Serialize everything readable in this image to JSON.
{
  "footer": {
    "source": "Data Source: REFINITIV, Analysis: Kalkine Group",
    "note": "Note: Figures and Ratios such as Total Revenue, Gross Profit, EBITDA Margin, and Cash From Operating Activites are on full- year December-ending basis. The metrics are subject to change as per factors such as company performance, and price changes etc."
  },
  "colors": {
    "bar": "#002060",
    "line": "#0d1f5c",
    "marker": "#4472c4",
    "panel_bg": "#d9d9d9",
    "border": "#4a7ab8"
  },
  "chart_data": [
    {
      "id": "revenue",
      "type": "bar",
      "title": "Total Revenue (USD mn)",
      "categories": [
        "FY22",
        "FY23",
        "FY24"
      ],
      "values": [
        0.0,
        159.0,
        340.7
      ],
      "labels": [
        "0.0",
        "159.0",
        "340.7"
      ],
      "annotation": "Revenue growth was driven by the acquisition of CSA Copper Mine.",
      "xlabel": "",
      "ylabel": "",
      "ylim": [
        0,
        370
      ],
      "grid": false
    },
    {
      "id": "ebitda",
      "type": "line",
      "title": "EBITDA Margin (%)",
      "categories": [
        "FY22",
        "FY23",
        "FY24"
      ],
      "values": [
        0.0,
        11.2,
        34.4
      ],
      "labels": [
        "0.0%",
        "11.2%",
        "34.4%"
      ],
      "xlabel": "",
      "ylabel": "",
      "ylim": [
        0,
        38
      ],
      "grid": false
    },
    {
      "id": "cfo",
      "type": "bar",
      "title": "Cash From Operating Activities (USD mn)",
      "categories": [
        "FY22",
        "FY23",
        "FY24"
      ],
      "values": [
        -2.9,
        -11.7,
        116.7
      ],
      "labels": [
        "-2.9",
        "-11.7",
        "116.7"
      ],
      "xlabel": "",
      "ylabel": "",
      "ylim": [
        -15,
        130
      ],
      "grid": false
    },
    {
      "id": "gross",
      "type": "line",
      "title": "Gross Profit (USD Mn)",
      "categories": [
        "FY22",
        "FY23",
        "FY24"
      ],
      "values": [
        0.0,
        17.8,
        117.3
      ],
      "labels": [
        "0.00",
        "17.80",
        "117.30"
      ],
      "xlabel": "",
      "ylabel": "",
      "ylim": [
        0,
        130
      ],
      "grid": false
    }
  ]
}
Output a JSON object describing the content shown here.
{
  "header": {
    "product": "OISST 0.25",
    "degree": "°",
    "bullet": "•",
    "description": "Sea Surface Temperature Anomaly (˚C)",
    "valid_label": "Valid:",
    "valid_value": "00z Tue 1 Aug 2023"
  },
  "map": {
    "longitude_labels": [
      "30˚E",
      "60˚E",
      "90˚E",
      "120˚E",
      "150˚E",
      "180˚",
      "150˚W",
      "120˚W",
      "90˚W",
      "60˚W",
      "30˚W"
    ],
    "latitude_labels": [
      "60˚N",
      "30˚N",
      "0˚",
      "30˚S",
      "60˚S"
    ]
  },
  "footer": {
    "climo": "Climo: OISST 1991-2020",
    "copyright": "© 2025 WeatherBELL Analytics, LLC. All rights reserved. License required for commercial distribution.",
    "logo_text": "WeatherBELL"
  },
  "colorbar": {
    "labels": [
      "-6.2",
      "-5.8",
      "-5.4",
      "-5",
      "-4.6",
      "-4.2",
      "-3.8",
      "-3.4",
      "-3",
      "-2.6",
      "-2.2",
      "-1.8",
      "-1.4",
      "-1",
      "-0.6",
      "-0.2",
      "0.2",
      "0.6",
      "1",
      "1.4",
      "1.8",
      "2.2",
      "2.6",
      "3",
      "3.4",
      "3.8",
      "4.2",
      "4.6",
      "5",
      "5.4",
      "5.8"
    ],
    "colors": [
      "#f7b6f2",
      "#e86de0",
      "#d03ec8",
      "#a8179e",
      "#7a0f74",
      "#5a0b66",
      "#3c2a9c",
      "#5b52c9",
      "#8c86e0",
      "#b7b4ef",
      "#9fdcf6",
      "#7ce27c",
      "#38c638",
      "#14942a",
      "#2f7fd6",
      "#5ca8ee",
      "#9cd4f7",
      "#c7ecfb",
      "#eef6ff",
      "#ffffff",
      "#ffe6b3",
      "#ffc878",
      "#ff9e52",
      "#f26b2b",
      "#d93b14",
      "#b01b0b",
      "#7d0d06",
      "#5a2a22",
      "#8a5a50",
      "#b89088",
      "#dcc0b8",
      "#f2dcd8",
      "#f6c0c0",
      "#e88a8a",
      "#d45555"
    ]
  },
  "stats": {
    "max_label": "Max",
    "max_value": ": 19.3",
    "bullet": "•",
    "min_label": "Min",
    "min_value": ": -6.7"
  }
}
================================
Work required » Write down the full listing again, exactly.

Answer to this exercise »
Serialize everything readable in this image to JSON.
{
  "footer": {
    "source": "Data Source: REFINITIV, Analysis: Kalkine Group",
    "note": "Note: Figures and Ratios such as Total Revenue, Gross Profit, EBITDA Margin, and Cash From Operating Activites are on full- year December-ending basis. The metrics are subject to change as per factors such as company performance, and price changes etc."
  },
  "colors": {
    "bar": "#002060",
    "line": "#0d1f5c",
    "marker": "#4472c4",
    "panel_bg": "#d9d9d9",
    "border": "#4a7ab8"
  },
  "chart_data": [
    {
      "id": "revenue",
      "type": "bar",
      "title": "Total Revenue (USD mn)",
      "categories": [
        "FY22",
        "FY23",
        "FY24"
      ],
      "values": [
        0.0,
        159.0,
        340.7
      ],
      "labels": [
        "0.0",
        "159.0",
        "340.7"
      ],
      "annotation": "Revenue growth was driven by the acquisition of CSA Copper Mine.",
      "xlabel": "",
      "ylabel": "",
      "ylim": [
        0,
        370
      ],
      "grid": false
    },
    {
      "id": "ebitda",
      "type": "line",
      "title": "EBITDA Margin (%)",
      "categories": [
        "FY22",
        "FY23",
        "FY24"
      ],
      "values": [
        0.0,
        11.2,
        34.4
      ],
      "labels": [
        "0.0%",
        "11.2%",
        "34.4%"
      ],
      "xlabel": "",
      "ylabel": "",
      "ylim": [
        0,
        38
      ],
      "grid": false
    },
    {
      "id": "cfo",
      "type": "bar",
      "title": "Cash From Operating Activities (USD mn)",
      "categories": [
        "FY22",
        "FY23",
        "FY24"
      ],
      "values": [
        -2.9,
        -11.7,
        116.7
      ],
      "labels": [
        "-2.9",
        "-11.7",
        "116.7"
      ],
      "xlabel": "",
      "ylabel": "",
      "ylim": [
        -15,
        130
      ],
      "grid": false
    },
    {
      "id": "gross",
      "type": "line",
      "title": "Gross Profit (USD Mn)",
      "categories": [
        "FY22",
        "FY23",
        "FY24"
      ],
      "values": [
        0.0,
        17.8,
        117.3
      ],
      "labels": [
        "0.00",
        "17.80",
        "117.30"
      ],
      "xlabel": "",
      "ylabel": "",
      "ylim": [
        0,
        130
      ],
      "grid": false
    }
  ]
}
Output a JSON object describing the content shown here.
{
  "header": {
    "product": "OISST 0.25",
    "degree": "°",
    "bullet": "•",
    "description": "Sea Surface Temperature Anomaly (˚C)",
    "valid_label": "Valid:",
    "valid_value": "00z Tue 1 Aug 2023"
  },
  "map": {
    "longitude_labels": [
      "30˚E",
      "60˚E",
      "90˚E",
      "120˚E",
      "150˚E",
      "180˚",
      "150˚W",
      "120˚W",
      "90˚W",
      "60˚W",
      "30˚W"
    ],
    "latitude_labels": [
      "60˚N",
      "30˚N",
      "0˚",
      "30˚S",
      "60˚S"
    ]
  },
  "footer": {
    "climo": "Climo: OISST 1991-2020",
    "copyright": "© 2025 WeatherBELL Analytics, LLC. All rights reserved. License required for commercial distribution.",
    "logo_text": "WeatherBELL"
  },
  "colorbar": {
    "labels": [
      "-6.2",
      "-5.8",
      "-5.4",
      "-5",
      "-4.6",
      "-4.2",
      "-3.8",
      "-3.4",
      "-3",
      "-2.6",
      "-2.2",
      "-1.8",
      "-1.4",
      "-1",
      "-0.6",
      "-0.2",
      "0.2",
      "0.6",
      "1",
      "1.4",
      "1.8",
      "2.2",
      "2.6",
      "3",
      "3.4",
      "3.8",
      "4.2",
      "4.6",
      "5",
      "5.4",
      "5.8"
    ],
    "colors": [
      "#f7b6f2",
      "#e86de0",
      "#d03ec8",
      "#a8179e",
      "#7a0f74",
      "#5a0b66",
      "#3c2a9c",
      "#5b52c9",
      "#8c86e0",
      "#b7b4ef",
      "#9fdcf6",
      "#7ce27c",
      "#38c638",
      "#14942a",
      "#2f7fd6",
      "#5ca8ee",
      "#9cd4f7",
      "#c7ecfb",
      "#eef6ff",
      "#ffffff",
      "#ffe6b3",
      "#ffc878",
      "#ff9e52",
      "#f26b2b",
      "#d93b14",
      "#b01b0b",
      "#7d0d06",
      "#5a2a22",
      "#8a5a50",
      "#b89088",
      "#dcc0b8",
      "#f2dcd8",
      "#f6c0c0",
      "#e88a8a",
      "#d45555"
    ]
  },
  "stats": {
    "max_label": "Max",
    "max_value": ": 19.3",
    "bullet": "•",
    "min_label": "Min",
    "min_value": ": -6.7"
  }
}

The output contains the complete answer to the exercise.